- **Stated problem**
Reproduce the listing below in full and without alteration, apart from its pictures.

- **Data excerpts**
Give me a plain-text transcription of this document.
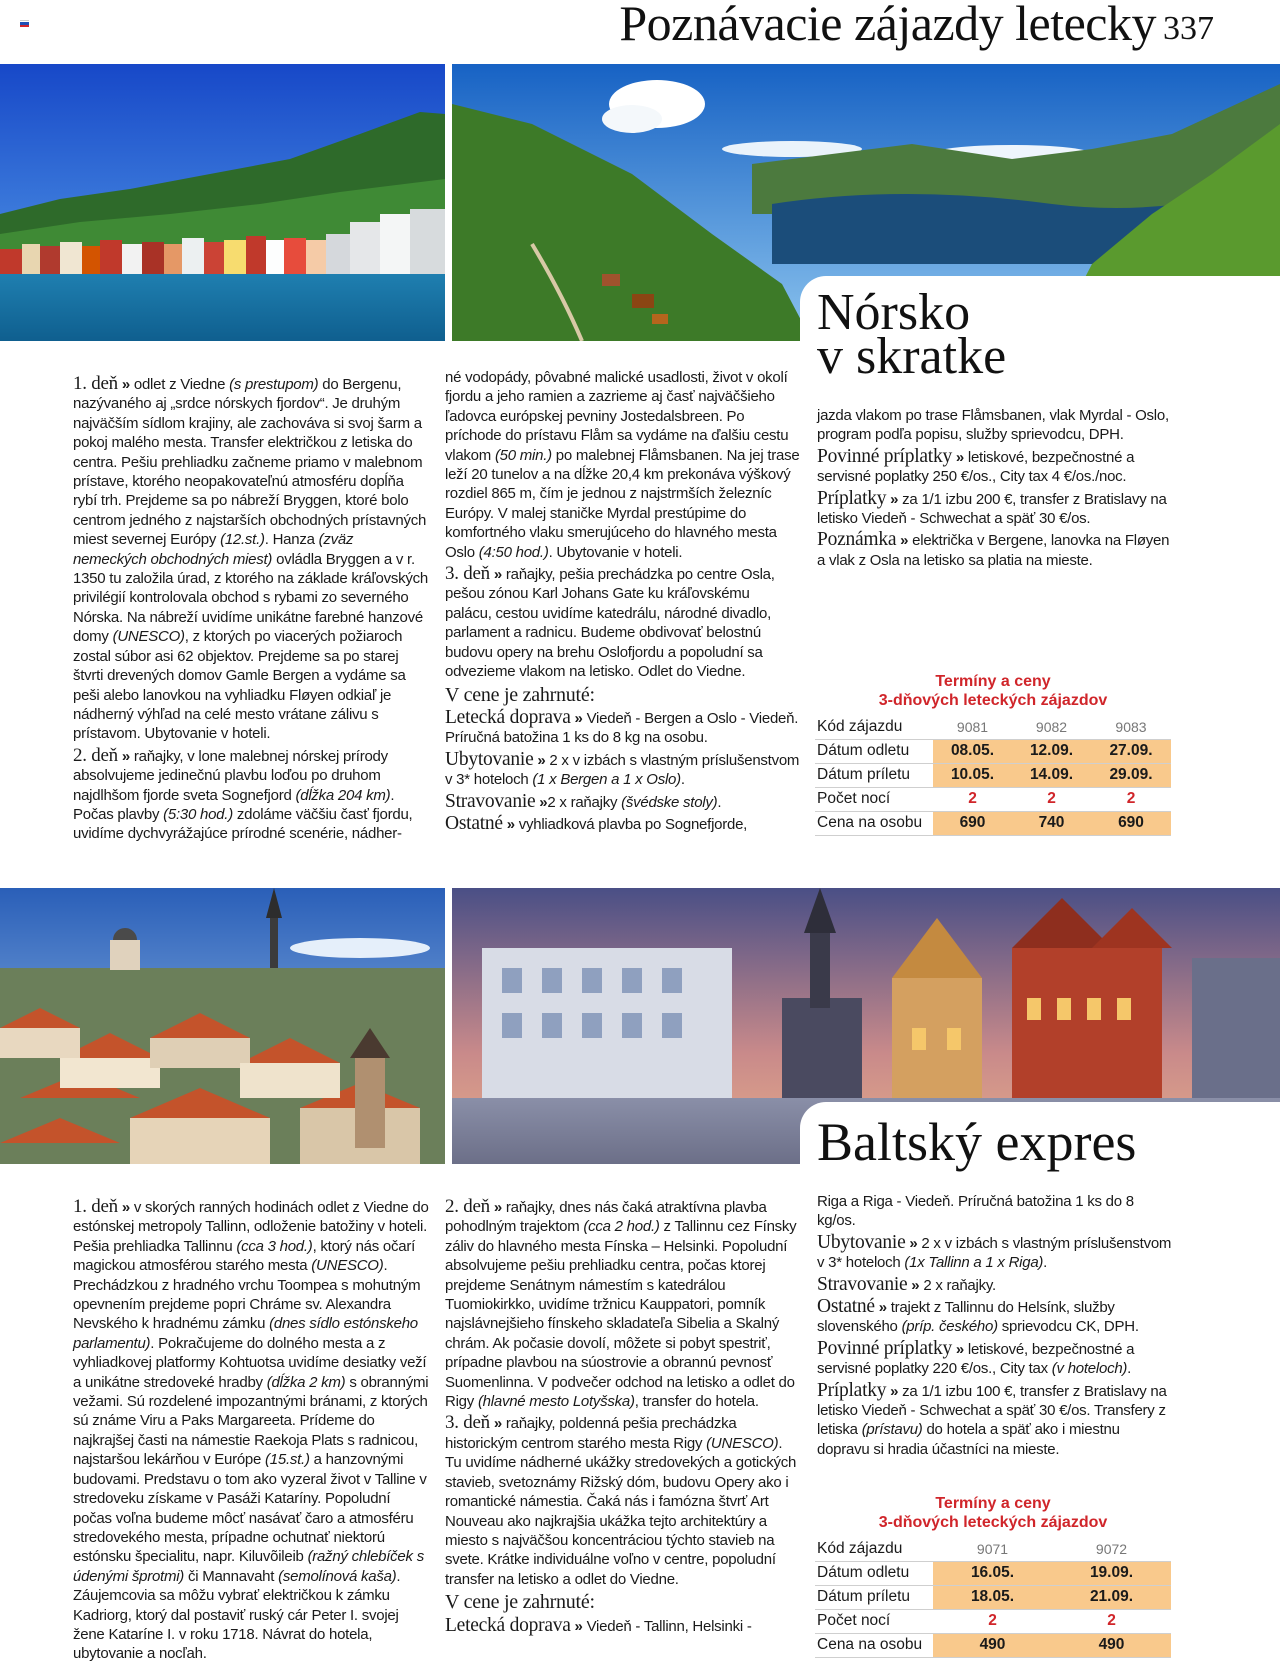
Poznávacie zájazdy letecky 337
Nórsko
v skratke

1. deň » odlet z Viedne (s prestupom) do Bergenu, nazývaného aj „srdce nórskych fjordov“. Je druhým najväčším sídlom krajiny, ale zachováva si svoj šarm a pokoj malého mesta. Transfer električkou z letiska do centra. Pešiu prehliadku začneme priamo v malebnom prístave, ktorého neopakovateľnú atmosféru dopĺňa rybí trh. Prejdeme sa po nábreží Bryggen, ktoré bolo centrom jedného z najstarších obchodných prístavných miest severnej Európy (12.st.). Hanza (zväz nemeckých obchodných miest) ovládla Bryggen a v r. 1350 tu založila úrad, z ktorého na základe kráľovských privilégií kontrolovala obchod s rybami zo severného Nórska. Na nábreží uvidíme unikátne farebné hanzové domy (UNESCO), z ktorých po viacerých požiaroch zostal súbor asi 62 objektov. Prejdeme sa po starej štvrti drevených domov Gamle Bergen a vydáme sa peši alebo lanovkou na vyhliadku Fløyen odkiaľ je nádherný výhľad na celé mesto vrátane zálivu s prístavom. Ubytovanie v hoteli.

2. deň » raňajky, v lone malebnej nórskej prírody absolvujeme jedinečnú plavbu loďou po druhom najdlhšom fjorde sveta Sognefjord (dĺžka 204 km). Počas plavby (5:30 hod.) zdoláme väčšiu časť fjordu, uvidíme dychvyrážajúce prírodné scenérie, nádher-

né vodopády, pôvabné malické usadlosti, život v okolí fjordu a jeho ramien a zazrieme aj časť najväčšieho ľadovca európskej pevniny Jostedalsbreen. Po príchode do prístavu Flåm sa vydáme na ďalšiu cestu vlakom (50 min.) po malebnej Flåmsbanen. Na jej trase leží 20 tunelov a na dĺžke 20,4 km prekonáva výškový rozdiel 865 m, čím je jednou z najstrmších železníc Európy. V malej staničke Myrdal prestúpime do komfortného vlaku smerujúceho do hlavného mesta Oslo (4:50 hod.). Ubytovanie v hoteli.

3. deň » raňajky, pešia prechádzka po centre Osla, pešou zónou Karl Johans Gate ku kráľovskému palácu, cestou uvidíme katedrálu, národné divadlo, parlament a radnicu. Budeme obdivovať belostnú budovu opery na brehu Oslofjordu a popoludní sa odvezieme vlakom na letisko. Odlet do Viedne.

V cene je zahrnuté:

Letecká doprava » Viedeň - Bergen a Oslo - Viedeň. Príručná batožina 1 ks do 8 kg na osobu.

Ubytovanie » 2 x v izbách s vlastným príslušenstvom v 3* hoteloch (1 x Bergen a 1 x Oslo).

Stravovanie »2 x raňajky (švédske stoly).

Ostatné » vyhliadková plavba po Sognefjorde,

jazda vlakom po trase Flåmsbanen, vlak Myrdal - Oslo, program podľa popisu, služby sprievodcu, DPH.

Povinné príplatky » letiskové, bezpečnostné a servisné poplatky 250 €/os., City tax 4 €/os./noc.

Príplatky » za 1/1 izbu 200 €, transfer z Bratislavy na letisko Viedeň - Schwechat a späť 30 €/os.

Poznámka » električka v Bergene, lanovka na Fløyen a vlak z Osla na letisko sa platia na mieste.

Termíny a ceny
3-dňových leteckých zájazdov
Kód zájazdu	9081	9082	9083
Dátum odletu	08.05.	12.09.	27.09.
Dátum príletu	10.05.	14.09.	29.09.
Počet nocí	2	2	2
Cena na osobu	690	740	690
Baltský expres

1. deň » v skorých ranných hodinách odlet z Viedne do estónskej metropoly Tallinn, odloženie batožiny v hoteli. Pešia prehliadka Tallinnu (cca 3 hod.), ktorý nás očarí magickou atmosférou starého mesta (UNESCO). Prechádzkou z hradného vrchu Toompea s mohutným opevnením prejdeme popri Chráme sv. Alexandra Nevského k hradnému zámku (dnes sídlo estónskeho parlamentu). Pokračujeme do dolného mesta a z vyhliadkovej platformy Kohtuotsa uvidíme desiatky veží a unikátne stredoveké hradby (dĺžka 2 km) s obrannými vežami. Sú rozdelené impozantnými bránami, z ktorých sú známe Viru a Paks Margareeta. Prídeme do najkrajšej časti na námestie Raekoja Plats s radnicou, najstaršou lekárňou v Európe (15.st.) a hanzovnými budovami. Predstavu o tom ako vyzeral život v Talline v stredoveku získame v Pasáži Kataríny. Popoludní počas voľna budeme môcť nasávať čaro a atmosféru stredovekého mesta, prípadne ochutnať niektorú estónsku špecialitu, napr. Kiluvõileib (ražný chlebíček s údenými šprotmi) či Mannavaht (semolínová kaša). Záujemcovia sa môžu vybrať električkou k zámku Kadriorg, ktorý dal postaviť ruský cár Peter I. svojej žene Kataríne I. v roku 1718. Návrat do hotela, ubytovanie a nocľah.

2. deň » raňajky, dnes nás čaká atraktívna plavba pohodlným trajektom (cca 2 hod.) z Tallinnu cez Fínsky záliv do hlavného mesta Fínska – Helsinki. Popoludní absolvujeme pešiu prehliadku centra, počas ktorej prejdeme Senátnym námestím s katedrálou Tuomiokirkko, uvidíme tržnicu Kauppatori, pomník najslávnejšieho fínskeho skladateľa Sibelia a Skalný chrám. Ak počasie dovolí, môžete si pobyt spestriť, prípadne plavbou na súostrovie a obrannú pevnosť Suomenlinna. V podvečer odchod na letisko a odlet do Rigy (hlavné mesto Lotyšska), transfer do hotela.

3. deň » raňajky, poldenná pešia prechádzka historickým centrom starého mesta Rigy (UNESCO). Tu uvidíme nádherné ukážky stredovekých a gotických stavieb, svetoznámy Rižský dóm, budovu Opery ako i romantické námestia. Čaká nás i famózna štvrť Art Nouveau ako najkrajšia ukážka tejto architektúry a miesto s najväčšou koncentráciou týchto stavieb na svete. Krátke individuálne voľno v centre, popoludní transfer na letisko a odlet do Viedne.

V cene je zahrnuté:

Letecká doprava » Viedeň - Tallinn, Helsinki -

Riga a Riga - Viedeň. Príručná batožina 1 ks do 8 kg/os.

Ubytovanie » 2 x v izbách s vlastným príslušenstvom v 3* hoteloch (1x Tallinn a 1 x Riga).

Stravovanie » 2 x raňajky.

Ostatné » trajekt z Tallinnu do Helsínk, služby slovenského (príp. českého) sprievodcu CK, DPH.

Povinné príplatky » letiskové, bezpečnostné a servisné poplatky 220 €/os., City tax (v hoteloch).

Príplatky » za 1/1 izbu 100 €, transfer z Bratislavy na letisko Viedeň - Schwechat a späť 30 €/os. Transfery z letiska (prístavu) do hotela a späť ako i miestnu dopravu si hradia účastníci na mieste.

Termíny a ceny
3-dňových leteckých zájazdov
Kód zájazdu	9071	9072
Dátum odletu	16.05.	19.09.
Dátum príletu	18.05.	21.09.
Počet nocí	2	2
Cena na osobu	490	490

- **Result of this task**
Give me a plain-text transcription of this document.
Poznávacie zájazdy letecky 337
Nórsko
v skratke

1. deň » odlet z Viedne (s prestupom) do Bergenu, nazývaného aj „srdce nórskych fjordov“. Je druhým najväčším sídlom krajiny, ale zachováva si svoj šarm a pokoj malého mesta. Transfer električkou z letiska do centra. Pešiu prehliadku začneme priamo v malebnom prístave, ktorého neopakovateľnú atmosféru dopĺňa rybí trh. Prejdeme sa po nábreží Bryggen, ktoré bolo centrom jedného z najstarších obchodných prístavných miest severnej Európy (12.st.). Hanza (zväz nemeckých obchodných miest) ovládla Bryggen a v r. 1350 tu založila úrad, z ktorého na základe kráľovských privilégií kontrolovala obchod s rybami zo severného Nórska. Na nábreží uvidíme unikátne farebné hanzové domy (UNESCO), z ktorých po viacerých požiaroch zostal súbor asi 62 objektov. Prejdeme sa po starej štvrti drevených domov Gamle Bergen a vydáme sa peši alebo lanovkou na vyhliadku Fløyen odkiaľ je nádherný výhľad na celé mesto vrátane zálivu s prístavom. Ubytovanie v hoteli.

2. deň » raňajky, v lone malebnej nórskej prírody absolvujeme jedinečnú plavbu loďou po druhom najdlhšom fjorde sveta Sognefjord (dĺžka 204 km). Počas plavby (5:30 hod.) zdoláme väčšiu časť fjordu, uvidíme dychvyrážajúce prírodné scenérie, nádher-

né vodopády, pôvabné malické usadlosti, život v okolí fjordu a jeho ramien a zazrieme aj časť najväčšieho ľadovca európskej pevniny Jostedalsbreen. Po príchode do prístavu Flåm sa vydáme na ďalšiu cestu vlakom (50 min.) po malebnej Flåmsbanen. Na jej trase leží 20 tunelov a na dĺžke 20,4 km prekonáva výškový rozdiel 865 m, čím je jednou z najstrmších železníc Európy. V malej staničke Myrdal prestúpime do komfortného vlaku smerujúceho do hlavného mesta Oslo (4:50 hod.). Ubytovanie v hoteli.

3. deň » raňajky, pešia prechádzka po centre Osla, pešou zónou Karl Johans Gate ku kráľovskému palácu, cestou uvidíme katedrálu, národné divadlo, parlament a radnicu. Budeme obdivovať belostnú budovu opery na brehu Oslofjordu a popoludní sa odvezieme vlakom na letisko. Odlet do Viedne.

V cene je zahrnuté:

Letecká doprava » Viedeň - Bergen a Oslo - Viedeň. Príručná batožina 1 ks do 8 kg na osobu.

Ubytovanie » 2 x v izbách s vlastným príslušenstvom v 3* hoteloch (1 x Bergen a 1 x Oslo).

Stravovanie »2 x raňajky (švédske stoly).

Ostatné » vyhliadková plavba po Sognefjorde,

jazda vlakom po trase Flåmsbanen, vlak Myrdal - Oslo, program podľa popisu, služby sprievodcu, DPH.

Povinné príplatky » letiskové, bezpečnostné a servisné poplatky 250 €/os., City tax 4 €/os./noc.

Príplatky » za 1/1 izbu 200 €, transfer z Bratislavy na letisko Viedeň - Schwechat a späť 30 €/os.

Poznámka » električka v Bergene, lanovka na Fløyen a vlak z Osla na letisko sa platia na mieste.

Termíny a ceny
3-dňových leteckých zájazdov
Kód zájazdu	9081	9082	9083
Dátum odletu	08.05.	12.09.	27.09.
Dátum príletu	10.05.	14.09.	29.09.
Počet nocí	2	2	2
Cena na osobu	690	740	690
Baltský expres

1. deň » v skorých ranných hodinách odlet z Viedne do estónskej metropoly Tallinn, odloženie batožiny v hoteli. Pešia prehliadka Tallinnu (cca 3 hod.), ktorý nás očarí magickou atmosférou starého mesta (UNESCO). Prechádzkou z hradného vrchu Toompea s mohutným opevnením prejdeme popri Chráme sv. Alexandra Nevského k hradnému zámku (dnes sídlo estónskeho parlamentu). Pokračujeme do dolného mesta a z vyhliadkovej platformy Kohtuotsa uvidíme desiatky veží a unikátne stredoveké hradby (dĺžka 2 km) s obrannými vežami. Sú rozdelené impozantnými bránami, z ktorých sú známe Viru a Paks Margareeta. Prídeme do najkrajšej časti na námestie Raekoja Plats s radnicou, najstaršou lekárňou v Európe (15.st.) a hanzovnými budovami. Predstavu o tom ako vyzeral život v Talline v stredoveku získame v Pasáži Kataríny. Popoludní počas voľna budeme môcť nasávať čaro a atmosféru stredovekého mesta, prípadne ochutnať niektorú estónsku špecialitu, napr. Kiluvõileib (ražný chlebíček s údenými šprotmi) či Mannavaht (semolínová kaša). Záujemcovia sa môžu vybrať električkou k zámku Kadriorg, ktorý dal postaviť ruský cár Peter I. svojej žene Kataríne I. v roku 1718. Návrat do hotela, ubytovanie a nocľah.

2. deň » raňajky, dnes nás čaká atraktívna plavba pohodlným trajektom (cca 2 hod.) z Tallinnu cez Fínsky záliv do hlavného mesta Fínska – Helsinki. Popoludní absolvujeme pešiu prehliadku centra, počas ktorej prejdeme Senátnym námestím s katedrálou Tuomiokirkko, uvidíme tržnicu Kauppatori, pomník najslávnejšieho fínskeho skladateľa Sibelia a Skalný chrám. Ak počasie dovolí, môžete si pobyt spestriť, prípadne plavbou na súostrovie a obrannú pevnosť Suomenlinna. V podvečer odchod na letisko a odlet do Rigy (hlavné mesto Lotyšska), transfer do hotela.

3. deň » raňajky, poldenná pešia prechádzka historickým centrom starého mesta Rigy (UNESCO). Tu uvidíme nádherné ukážky stredovekých a gotických stavieb, svetoznámy Rižský dóm, budovu Opery ako i romantické námestia. Čaká nás i famózna štvrť Art Nouveau ako najkrajšia ukážka tejto architektúry a miesto s najväčšou koncentráciou týchto stavieb na svete. Krátke individuálne voľno v centre, popoludní transfer na letisko a odlet do Viedne.

V cene je zahrnuté:

Letecká doprava » Viedeň - Tallinn, Helsinki -

Riga a Riga - Viedeň. Príručná batožina 1 ks do 8 kg/os.

Ubytovanie » 2 x v izbách s vlastným príslušenstvom v 3* hoteloch (1x Tallinn a 1 x Riga).

Stravovanie » 2 x raňajky.

Ostatné » trajekt z Tallinnu do Helsínk, služby slovenského (príp. českého) sprievodcu CK, DPH.

Povinné príplatky » letiskové, bezpečnostné a servisné poplatky 220 €/os., City tax (v hoteloch).

Príplatky » za 1/1 izbu 100 €, transfer z Bratislavy na letisko Viedeň - Schwechat a späť 30 €/os. Transfery z letiska (prístavu) do hotela a späť ako i miestnu dopravu si hradia účastníci na mieste.

Termíny a ceny
3-dňových leteckých zájazdov
Kód zájazdu	9071	9072
Dátum odletu	16.05.	19.09.
Dátum príletu	18.05.	21.09.
Počet nocí	2	2
Cena na osobu	490	490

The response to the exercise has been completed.